WHAT YOU ARE ASKED TO DO » Give the data below again exactly as written, without its pictures.

(Data extracted from a collection)

=-=-=

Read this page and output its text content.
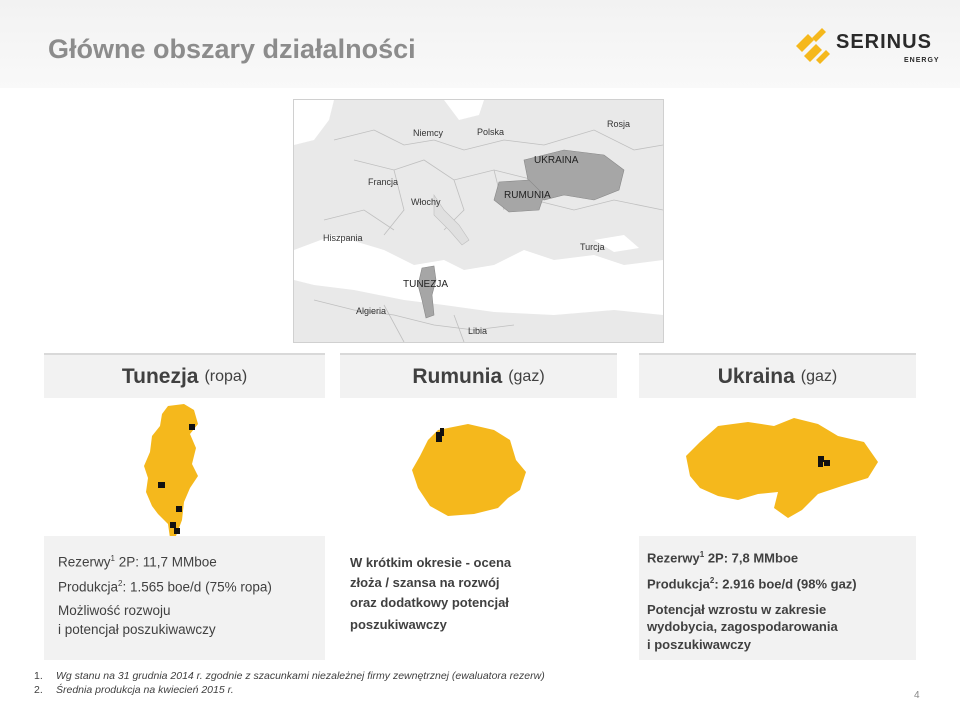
Główne obszary działalności	SERINUS
ENERGY
Niemcy	Polska
Rosja
UKRAINA
Francja
Włochy
RUMUNIA
Hiszpania
Turcja
TUNEZJA
Algieria
Libia
Tunezja (ropa)	Rumunia (gaz)	Ukraina (gaz)
Rezerwy$^1$ 2P: 11,7 MMboe
Produkcja$^2$: 1.565 boe/d (75% ropa)
Możliwość rozwoju
i potencjał poszukiwawczy
W krótkim okresie - ocena
złoża / szansa na rozwój
oraz dodatkowy potencjał
poszukiwawczy
Rezerwy$^1$ 2P: 7,8 MMboe
Produkcja$^2$: 2.916 boe/d (98% gaz)
Potencjał wzrostu w zakresie
wydobycia, zagospodarowania
i poszukiwawczy
1. Wg stanu na 31 grudnia 2014 r. zgodnie z szacunkami niezależnej firmy zewnętrznej (ewaluatora rezerw)
2. Średnia produkcja na kwiecień 2015 r.	4
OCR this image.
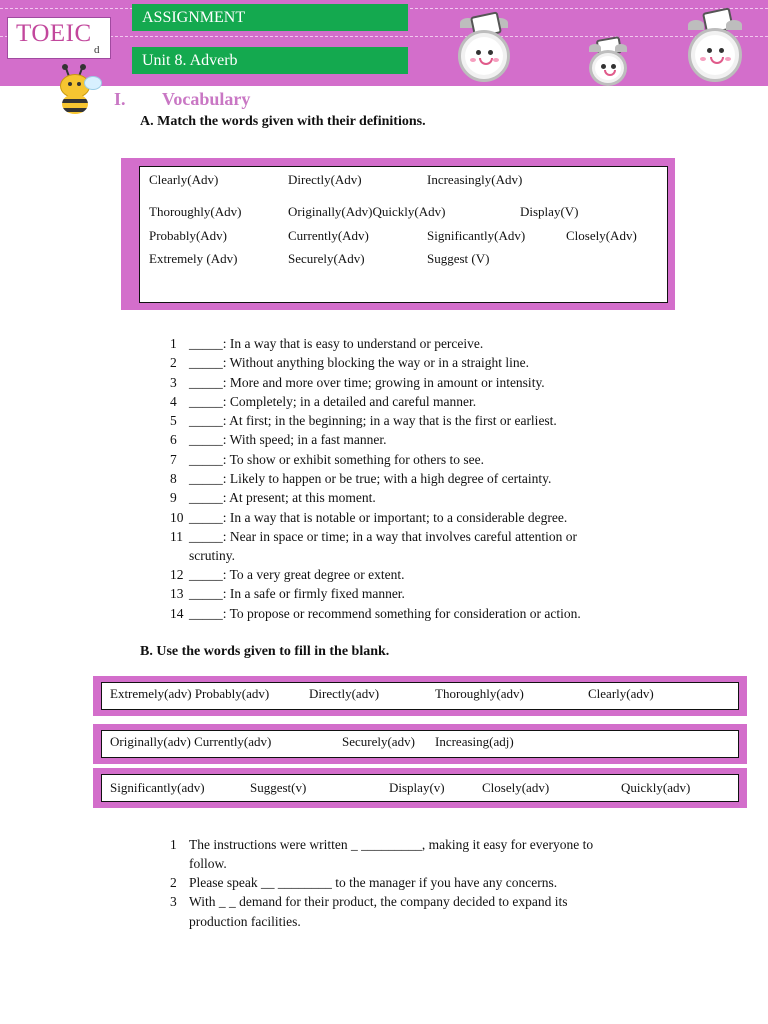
TOEIC
d
ASSIGNMENT
Unit 8. Adverb
I. Vocabulary
A. Match the words given with their definitions.
Clearly(Adv)	Directly(Adv)	Increasingly(Adv)
Thoroughly(Adv)	Originally(Adv)Quickly(Adv)	Display(V)
Probably(Adv)	Currently(Adv)	Significantly(Adv)	Closely(Adv)
Extremely (Adv)	Securely(Adv)	Suggest (V)
1 _____: In a way that is easy to understand or perceive.
2 _____: Without anything blocking the way or in a straight line.
3 _____: More and more over time; growing in amount or intensity.
4 _____: Completely; in a detailed and careful manner.
5 _____: At first; in the beginning; in a way that is the first or earliest.
6 _____: With speed; in a fast manner.
7 _____: To show or exhibit something for others to see.
8 _____: Likely to happen or be true; with a high degree of certainty.
9 _____: At present; at this moment.
10 _____: In a way that is notable or important; to a considerable degree.
11 _____: Near in space or time; in a way that involves careful attention or
scrutiny.
12 _____: To a very great degree or extent.
13 _____: In a safe or firmly fixed manner.
14 _____: To propose or recommend something for consideration or action.
B. Use the words given to fill in the blank.
Extremely(adv) Probably(adv)	Directly(adv)	Thoroughly(adv)	Clearly(adv)
Originally(adv) Currently(adv)	Securely(adv) Increasing(adj)
Significantly(adv)	Suggest(v)	Display(v)	Closely(adv)	Quickly(adv)
1 The instructions were written _ _________, making it easy for everyone to
follow.
2 Please speak __ ________ to the manager if you have any concerns.
3 With _ _ demand for their product, the company decided to expand its
production facilities.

=-=-=

CORRECT ANSWER »
Read this page and output its text content.
Główne obszary działalności	SERINUS
ENERGY
Niemcy	Polska
Rosja
UKRAINA
Francja
Włochy
RUMUNIA
Hiszpania
Turcja
TUNEZJA
Algieria
Libia
Tunezja (ropa)	Rumunia (gaz)	Ukraina (gaz)
Rezerwy$^1$ 2P: 11,7 MMboe
Produkcja$^2$: 1.565 boe/d (75% ropa)
Możliwość rozwoju
i potencjał poszukiwawczy
W krótkim okresie - ocena
złoża / szansa na rozwój
oraz dodatkowy potencjał
poszukiwawczy
Rezerwy$^1$ 2P: 7,8 MMboe
Produkcja$^2$: 2.916 boe/d (98% gaz)
Potencjał wzrostu w zakresie
wydobycia, zagospodarowania
i poszukiwawczy
1. Wg stanu na 31 grudnia 2014 r. zgodnie z szacunkami niezależnej firmy zewnętrznej (ewaluatora rezerw)
2. Średnia produkcja na kwiecień 2015 r.	4
OCR this image.
TOEIC
d
ASSIGNMENT
Unit 8. Adverb
I. Vocabulary
A. Match the words given with their definitions.
Clearly(Adv)	Directly(Adv)	Increasingly(Adv)
Thoroughly(Adv)	Originally(Adv)Quickly(Adv)	Display(V)
Probably(Adv)	Currently(Adv)	Significantly(Adv)	Closely(Adv)
Extremely (Adv)	Securely(Adv)	Suggest (V)
1 _____: In a way that is easy to understand or perceive.
2 _____: Without anything blocking the way or in a straight line.
3 _____: More and more over time; growing in amount or intensity.
4 _____: Completely; in a detailed and careful manner.
5 _____: At first; in the beginning; in a way that is the first or earliest.
6 _____: With speed; in a fast manner.
7 _____: To show or exhibit something for others to see.
8 _____: Likely to happen or be true; with a high degree of certainty.
9 _____: At present; at this moment.
10 _____: In a way that is notable or important; to a considerable degree.
11 _____: Near in space or time; in a way that involves careful attention or
scrutiny.
12 _____: To a very great degree or extent.
13 _____: In a safe or firmly fixed manner.
14 _____: To propose or recommend something for consideration or action.
B. Use the words given to fill in the blank.
Extremely(adv) Probably(adv)	Directly(adv)	Thoroughly(adv)	Clearly(adv)
Originally(adv) Currently(adv)	Securely(adv) Increasing(adj)
Significantly(adv)	Suggest(v)	Display(v)	Closely(adv)	Quickly(adv)
1 The instructions were written _ _________, making it easy for everyone to
follow.
2 Please speak __ ________ to the manager if you have any concerns.
3 With _ _ demand for their product, the company decided to expand its
production facilities.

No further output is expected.